Please print the full listing exactly.

<<<<

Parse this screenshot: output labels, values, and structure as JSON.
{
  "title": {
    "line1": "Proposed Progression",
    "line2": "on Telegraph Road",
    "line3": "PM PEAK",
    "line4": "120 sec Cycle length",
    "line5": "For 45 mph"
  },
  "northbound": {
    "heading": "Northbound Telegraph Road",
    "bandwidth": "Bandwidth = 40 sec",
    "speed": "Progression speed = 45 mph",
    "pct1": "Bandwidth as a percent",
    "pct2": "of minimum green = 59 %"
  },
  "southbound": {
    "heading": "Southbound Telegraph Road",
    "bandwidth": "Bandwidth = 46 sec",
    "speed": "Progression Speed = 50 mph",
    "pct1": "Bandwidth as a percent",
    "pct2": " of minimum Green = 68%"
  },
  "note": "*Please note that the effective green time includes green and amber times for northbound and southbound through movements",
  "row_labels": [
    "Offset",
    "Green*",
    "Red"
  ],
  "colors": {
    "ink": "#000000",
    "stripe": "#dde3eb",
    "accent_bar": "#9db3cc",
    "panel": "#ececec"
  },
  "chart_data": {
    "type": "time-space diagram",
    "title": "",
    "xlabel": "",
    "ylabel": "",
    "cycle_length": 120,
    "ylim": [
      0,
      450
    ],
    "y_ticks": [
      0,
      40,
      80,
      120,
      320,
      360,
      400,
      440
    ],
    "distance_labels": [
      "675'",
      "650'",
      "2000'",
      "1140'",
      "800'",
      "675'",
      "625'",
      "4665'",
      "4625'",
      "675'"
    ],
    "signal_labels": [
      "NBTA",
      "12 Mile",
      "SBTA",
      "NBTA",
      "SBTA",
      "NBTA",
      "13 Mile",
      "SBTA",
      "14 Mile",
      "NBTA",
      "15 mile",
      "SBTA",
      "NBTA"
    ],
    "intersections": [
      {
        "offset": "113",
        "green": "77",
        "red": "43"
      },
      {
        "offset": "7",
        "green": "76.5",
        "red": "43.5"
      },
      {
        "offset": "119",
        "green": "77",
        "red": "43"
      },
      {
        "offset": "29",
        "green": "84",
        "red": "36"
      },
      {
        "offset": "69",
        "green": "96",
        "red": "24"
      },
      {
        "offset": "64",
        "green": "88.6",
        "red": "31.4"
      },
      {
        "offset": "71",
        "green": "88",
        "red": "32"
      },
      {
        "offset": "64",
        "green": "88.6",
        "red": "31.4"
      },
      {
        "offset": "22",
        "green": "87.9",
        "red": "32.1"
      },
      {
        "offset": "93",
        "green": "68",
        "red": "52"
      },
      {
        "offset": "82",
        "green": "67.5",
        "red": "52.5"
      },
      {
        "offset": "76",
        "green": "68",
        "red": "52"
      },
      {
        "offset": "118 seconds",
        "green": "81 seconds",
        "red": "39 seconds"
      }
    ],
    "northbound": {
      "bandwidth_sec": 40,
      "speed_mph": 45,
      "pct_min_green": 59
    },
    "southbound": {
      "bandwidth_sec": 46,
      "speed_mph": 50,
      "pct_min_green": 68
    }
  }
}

>>>>

▶ [FINAL RESULT]
Parse this screenshot: output labels, values, and structure as JSON.
{
  "title": {
    "line1": "Proposed Progression",
    "line2": "on Telegraph Road",
    "line3": "PM PEAK",
    "line4": "120 sec Cycle length",
    "line5": "For 45 mph"
  },
  "northbound": {
    "heading": "Northbound Telegraph Road",
    "bandwidth": "Bandwidth = 40 sec",
    "speed": "Progression speed = 45 mph",
    "pct1": "Bandwidth as a percent",
    "pct2": "of minimum green = 59 %"
  },
  "southbound": {
    "heading": "Southbound Telegraph Road",
    "bandwidth": "Bandwidth = 46 sec",
    "speed": "Progression Speed = 50 mph",
    "pct1": "Bandwidth as a percent",
    "pct2": " of minimum Green = 68%"
  },
  "note": "*Please note that the effective green time includes green and amber times for northbound and southbound through movements",
  "row_labels": [
    "Offset",
    "Green*",
    "Red"
  ],
  "colors": {
    "ink": "#000000",
    "stripe": "#dde3eb",
    "accent_bar": "#9db3cc",
    "panel": "#ececec"
  },
  "chart_data": {
    "type": "time-space diagram",
    "title": "",
    "xlabel": "",
    "ylabel": "",
    "cycle_length": 120,
    "ylim": [
      0,
      450
    ],
    "y_ticks": [
      0,
      40,
      80,
      120,
      320,
      360,
      400,
      440
    ],
    "distance_labels": [
      "675'",
      "650'",
      "2000'",
      "1140'",
      "800'",
      "675'",
      "625'",
      "4665'",
      "4625'",
      "675'"
    ],
    "signal_labels": [
      "NBTA",
      "12 Mile",
      "SBTA",
      "NBTA",
      "SBTA",
      "NBTA",
      "13 Mile",
      "SBTA",
      "14 Mile",
      "NBTA",
      "15 mile",
      "SBTA",
      "NBTA"
    ],
    "intersections": [
      {
        "offset": "113",
        "green": "77",
        "red": "43"
      },
      {
        "offset": "7",
        "green": "76.5",
        "red": "43.5"
      },
      {
        "offset": "119",
        "green": "77",
        "red": "43"
      },
      {
        "offset": "29",
        "green": "84",
        "red": "36"
      },
      {
        "offset": "69",
        "green": "96",
        "red": "24"
      },
      {
        "offset": "64",
        "green": "88.6",
        "red": "31.4"
      },
      {
        "offset": "71",
        "green": "88",
        "red": "32"
      },
      {
        "offset": "64",
        "green": "88.6",
        "red": "31.4"
      },
      {
        "offset": "22",
        "green": "87.9",
        "red": "32.1"
      },
      {
        "offset": "93",
        "green": "68",
        "red": "52"
      },
      {
        "offset": "82",
        "green": "67.5",
        "red": "52.5"
      },
      {
        "offset": "76",
        "green": "68",
        "red": "52"
      },
      {
        "offset": "118 seconds",
        "green": "81 seconds",
        "red": "39 seconds"
      }
    ],
    "northbound": {
      "bandwidth_sec": 40,
      "speed_mph": 45,
      "pct_min_green": 59
    },
    "southbound": {
      "bandwidth_sec": 46,
      "speed_mph": 50,
      "pct_min_green": 68
    }
  }
}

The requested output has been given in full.